— begin Data to process —

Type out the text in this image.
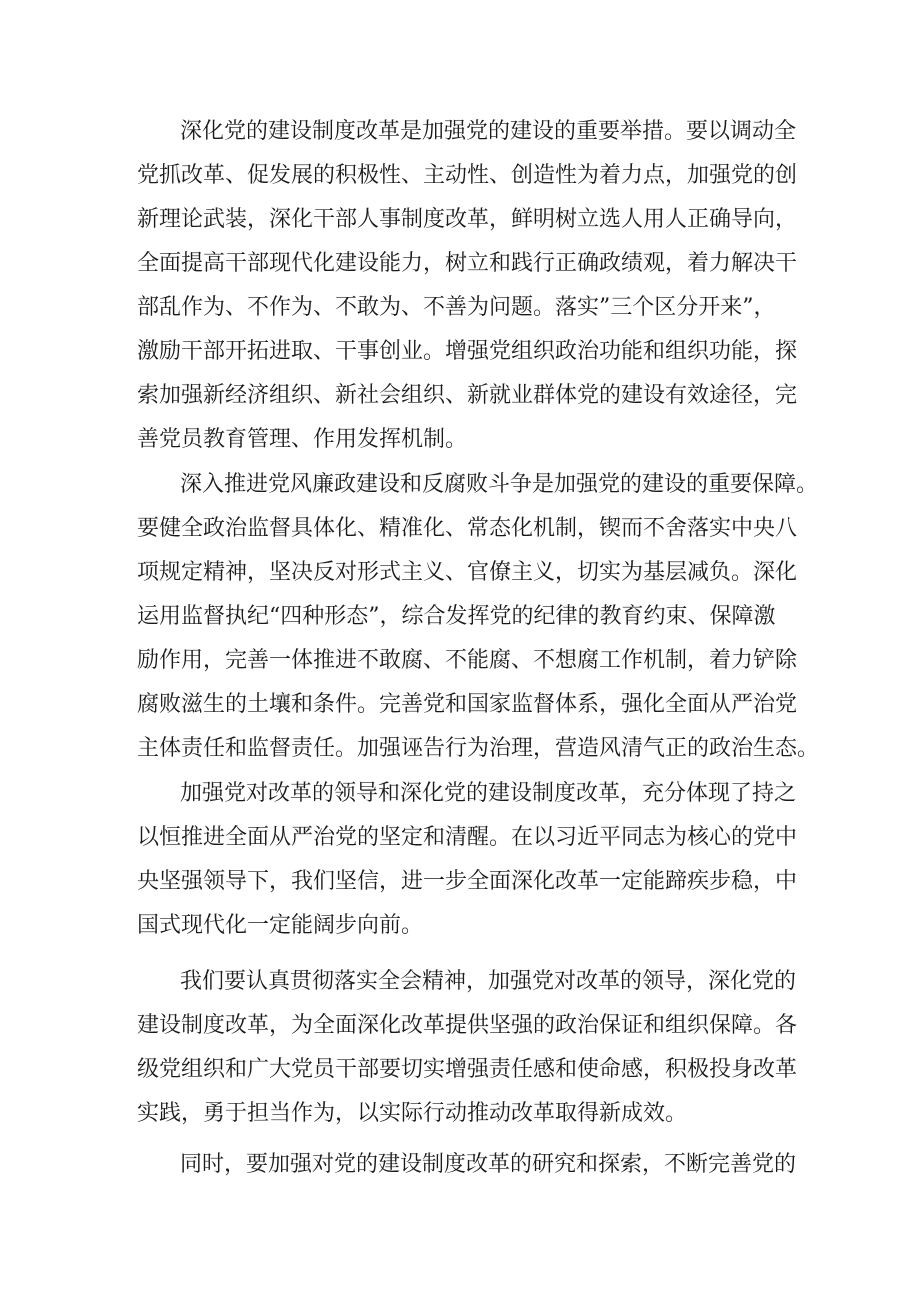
深化党的建设制度改革是加强党的建设的重要举措。要以调动全
党抓改革、促发展的积极性、主动性、创造性为着力点，加强党的创
新理论武装，深化干部人事制度改革，鲜明树立选人用人正确导向，
全面提高干部现代化建设能力，树立和践行正确政绩观，着力解决干
部乱作为、不作为、不敢为、不善为问题。落实”三个区分开来”，
激励干部开拓进取、干事创业。增强党组织政治功能和组织功能，探
索加强新经济组织、新社会组织、新就业群体党的建设有效途径，完
善党员教育管理、作用发挥机制。
深入推进党风廉政建设和反腐败斗争是加强党的建设的重要保障。
要健全政治监督具体化、精准化、常态化机制，锲而不舍落实中央八
项规定精神，坚决反对形式主义、官僚主义，切实为基层减负。深化
运用监督执纪“四种形态”，综合发挥党的纪律的教育约束、保障激
励作用，完善一体推进不敢腐、不能腐、不想腐工作机制，着力铲除
腐败滋生的土壤和条件。完善党和国家监督体系，强化全面从严治党
主体责任和监督责任。加强诬告行为治理，营造风清气正的政治生态。
加强党对改革的领导和深化党的建设制度改革，充分体现了持之
以恒推进全面从严治党的坚定和清醒。在以习近平同志为核心的党中
央坚强领导下，我们坚信，进一步全面深化改革一定能蹄疾步稳，中
国式现代化一定能阔步向前。
我们要认真贯彻落实全会精神，加强党对改革的领导，深化党的
建设制度改革，为全面深化改革提供坚强的政治保证和组织保障。各
级党组织和广大党员干部要切实增强责任感和使命感，积极投身改革
实践，勇于担当作为，以实际行动推动改革取得新成效。
同时，要加强对党的建设制度改革的研究和探索，不断完善党的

— end Data to process —

What is asked >> Reproduce every record above exactly, omitting the pictures.

Full answer >>
Type out the text in this image.
深化党的建设制度改革是加强党的建设的重要举措。要以调动全
党抓改革、促发展的积极性、主动性、创造性为着力点，加强党的创
新理论武装，深化干部人事制度改革，鲜明树立选人用人正确导向，
全面提高干部现代化建设能力，树立和践行正确政绩观，着力解决干
部乱作为、不作为、不敢为、不善为问题。落实”三个区分开来”，
激励干部开拓进取、干事创业。增强党组织政治功能和组织功能，探
索加强新经济组织、新社会组织、新就业群体党的建设有效途径，完
善党员教育管理、作用发挥机制。
深入推进党风廉政建设和反腐败斗争是加强党的建设的重要保障。
要健全政治监督具体化、精准化、常态化机制，锲而不舍落实中央八
项规定精神，坚决反对形式主义、官僚主义，切实为基层减负。深化
运用监督执纪“四种形态”，综合发挥党的纪律的教育约束、保障激
励作用，完善一体推进不敢腐、不能腐、不想腐工作机制，着力铲除
腐败滋生的土壤和条件。完善党和国家监督体系，强化全面从严治党
主体责任和监督责任。加强诬告行为治理，营造风清气正的政治生态。
加强党对改革的领导和深化党的建设制度改革，充分体现了持之
以恒推进全面从严治党的坚定和清醒。在以习近平同志为核心的党中
央坚强领导下，我们坚信，进一步全面深化改革一定能蹄疾步稳，中
国式现代化一定能阔步向前。
我们要认真贯彻落实全会精神，加强党对改革的领导，深化党的
建设制度改革，为全面深化改革提供坚强的政治保证和组织保障。各
级党组织和广大党员干部要切实增强责任感和使命感，积极投身改革
实践，勇于担当作为，以实际行动推动改革取得新成效。
同时，要加强对党的建设制度改革的研究和探索，不断完善党的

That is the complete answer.